Goal:
Find every line in the records below that holds the word "программы", and copy it out.

— begin Listing —

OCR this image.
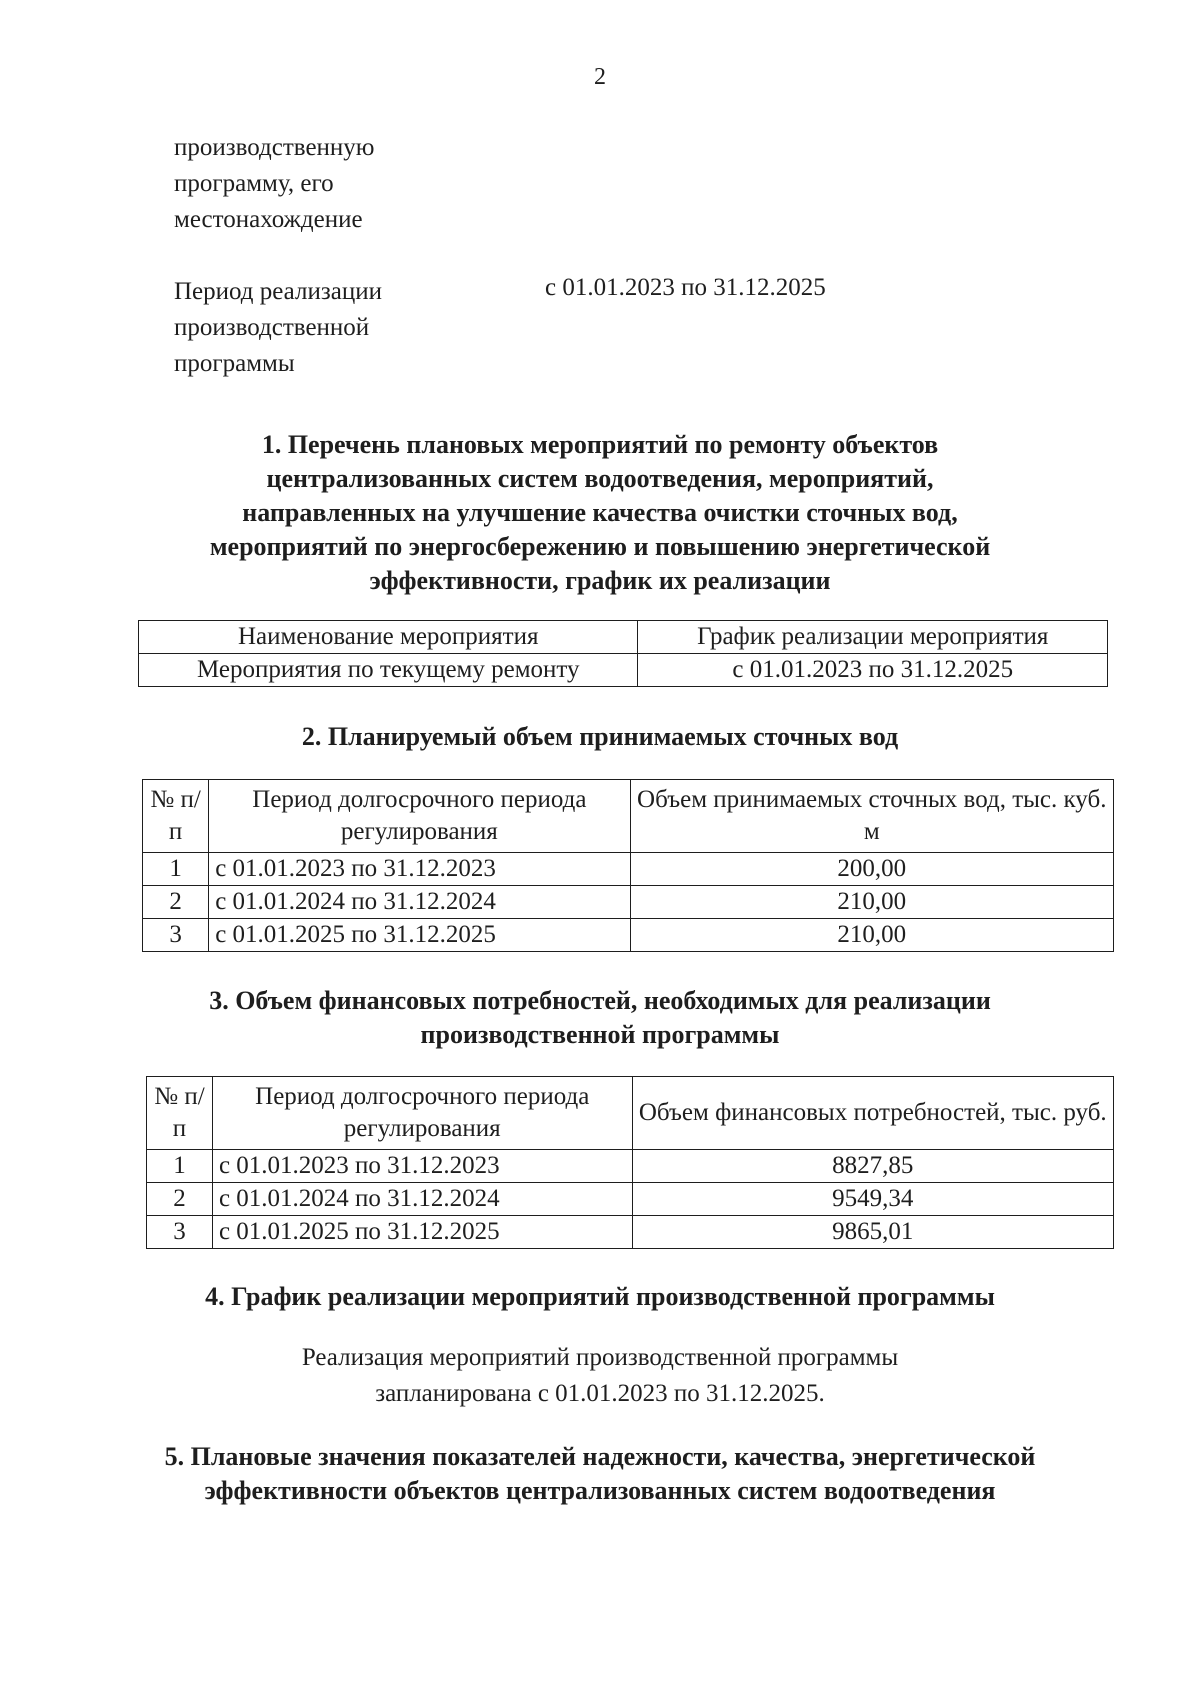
2
производственную
программу, его
местонахождение
Период реализации
производственной
программы
с 01.01.2023 по 31.12.2025
1. Перечень плановых мероприятий по ремонту объектов
централизованных систем водоотведения, мероприятий,
направленных на улучшение качества очистки сточных вод,
мероприятий по энергосбережению и повышению энергетической
эффективности, график их реализации
Наименование мероприятия	График реализации мероприятия
Мероприятия по текущему ремонту	с 01.01.2023 по 31.12.2025
2. Планируемый объем принимаемых сточных вод
№ п/п	Период долгосрочного периода регулирования	Объем принимаемых сточных вод, тыс. куб. м
1	с 01.01.2023 по 31.12.2023	200,00
2	с 01.01.2024 по 31.12.2024	210,00
3	с 01.01.2025 по 31.12.2025	210,00
3. Объем финансовых потребностей, необходимых для реализации
производственной программы
№ п/п	Период долгосрочного периода регулирования	Объем финансовых потребностей, тыс. руб.
1	с 01.01.2023 по 31.12.2023	8827,85
2	с 01.01.2024 по 31.12.2024	9549,34
3	с 01.01.2025 по 31.12.2025	9865,01
4. График реализации мероприятий производственной программы
Реализация мероприятий производственной программы
запланирована с 01.01.2023 по 31.12.2025.
5. Плановые значения показателей надежности, качества, энергетической
эффективности объектов централизованных систем водоотведения
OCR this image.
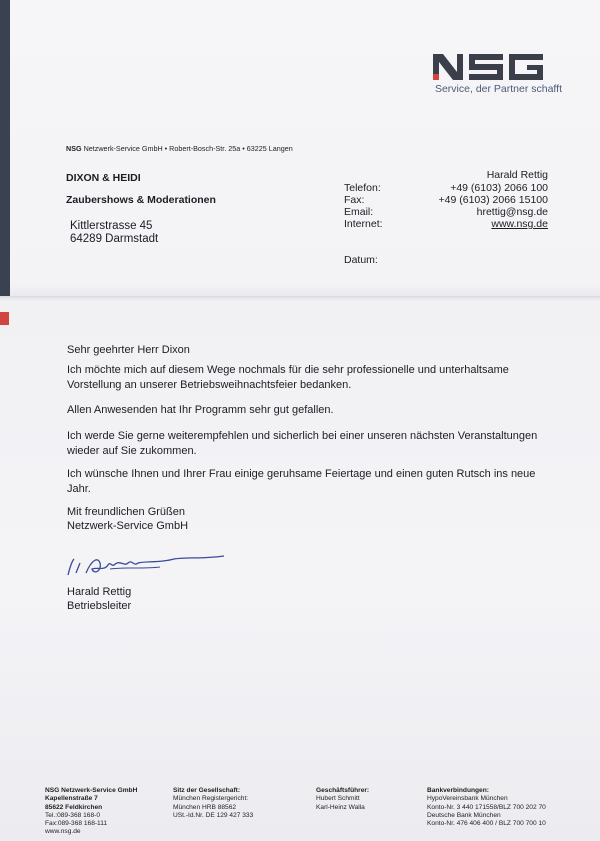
Service, der Partner schafft
NSG Netzwerk-Service GmbH • Robert-Bosch-Str. 25a • 63225 Langen
DIXON & HEIDI
Zaubershows & Moderationen
Kittlerstrasse 45
64289 Darmstadt
Harald Rettig
Telefon:	+49 (6103) 2066 100
Fax:	+49 (6103) 2066 15100
Email:	hrettig@nsg.de
Internet:	www.nsg.de
Datum:
Sehr geehrter Herr Dixon
Ich möchte mich auf diesem Wege nochmals für die sehr professionelle und unterhaltsame Vorstellung an unserer Betriebsweihnachtsfeier bedanken.
Allen Anwesenden hat Ihr Programm sehr gut gefallen.
Ich werde Sie gerne weiterempfehlen und sicherlich bei einer unseren nächsten Veranstaltungen wieder auf Sie zukommen.
Ich wünsche Ihnen und Ihrer Frau einige geruhsame Feiertage und einen guten Rutsch ins neue Jahr.
Mit freundlichen Grüßen
Netzwerk-Service GmbH
Harald Rettig
Betriebsleiter
NSG Netzwerk-Service GmbH
Kapellenstraße 7
85622 Feldkirchen
Tel.:089-368 168-0
Fax:089-368 168-111
www.nsg.de
Sitz der Gesellschaft:
München Registergericht:
München HRB 88562
USt.-Id.Nr. DE 129 427 333
Geschäftsführer:
Hubert Schmitt
Karl-Heinz Walla
Bankverbindungen:
HypoVereinsbank München
Konto-Nr. 3 440 171558/BLZ 700 202 70
Deutsche Bank München
Konto-Nr. 476 406 400 / BLZ 700 700 10
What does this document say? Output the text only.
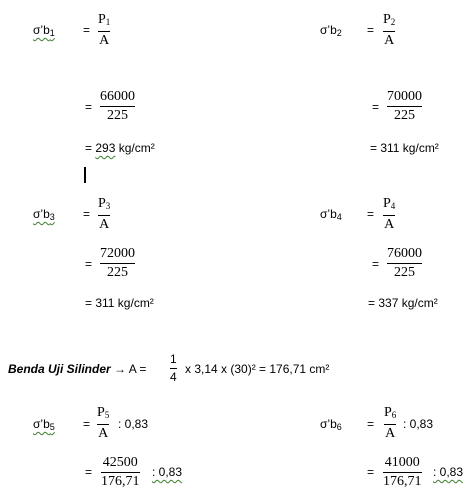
$\sigma’b_1$ =
$P_1$
A
$\sigma’b_2$ =
$P_2$
A
=
66000
225
= 293 kg/cm²
=
70000
225
= 311 kg/cm²
$\sigma’b_3$ =
$P_3$
A
$\sigma’b_4$ =
$P_4$
A
=
72000
225
= 311 kg/cm²
=
76000
225
= 337 kg/cm²
Benda Uji Silinder → A =
1
4
x 3,14 x (30)² = 176,71 cm²
$\sigma’b_5$ =
$P_5$
A
: 0,83	$\sigma’b_6$ =
$P_6$
A
: 0,83
=
42500
176,71
: 0,83	=
41000
176,71
: 0,83
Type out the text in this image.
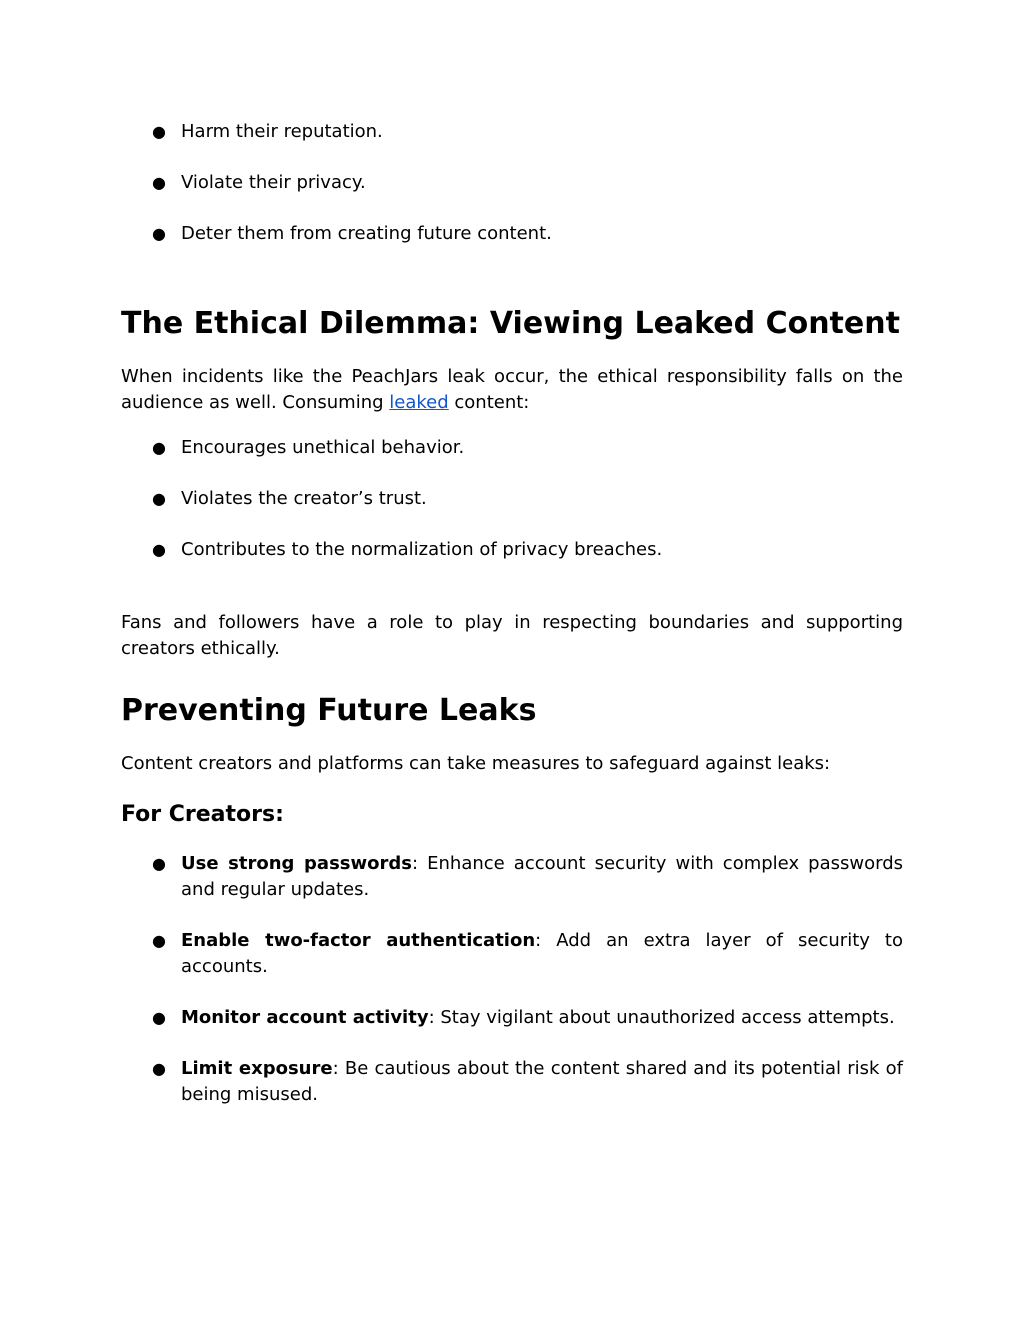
● Harm their reputation.
● Violate their privacy.
● Deter them from creating future content.
The Ethical Dilemma: Viewing Leaked Content

When incidents like the PeachJars leak occur, the ethical responsibility falls on the audience as well. Consuming leaked content:

● Encourages unethical behavior.
● Violates the creator’s trust.
● Contributes to the normalization of privacy breaches.

Fans and followers have a role to play in respecting boundaries and supporting creators ethically.

Preventing Future Leaks

Content creators and platforms can take measures to safeguard against leaks:

For Creators:
● Use strong passwords: Enhance account security with complex passwords and regular updates.
● Enable two-factor authentication: Add an extra layer of security to accounts.
● Monitor account activity: Stay vigilant about unauthorized access attempts.
● Limit exposure: Be cautious about the content shared and its potential risk of being misused.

— end Listing —

Reply:
программы
производственной программы
4. График реализации мероприятий производственной программы
Реализация мероприятий производственной программы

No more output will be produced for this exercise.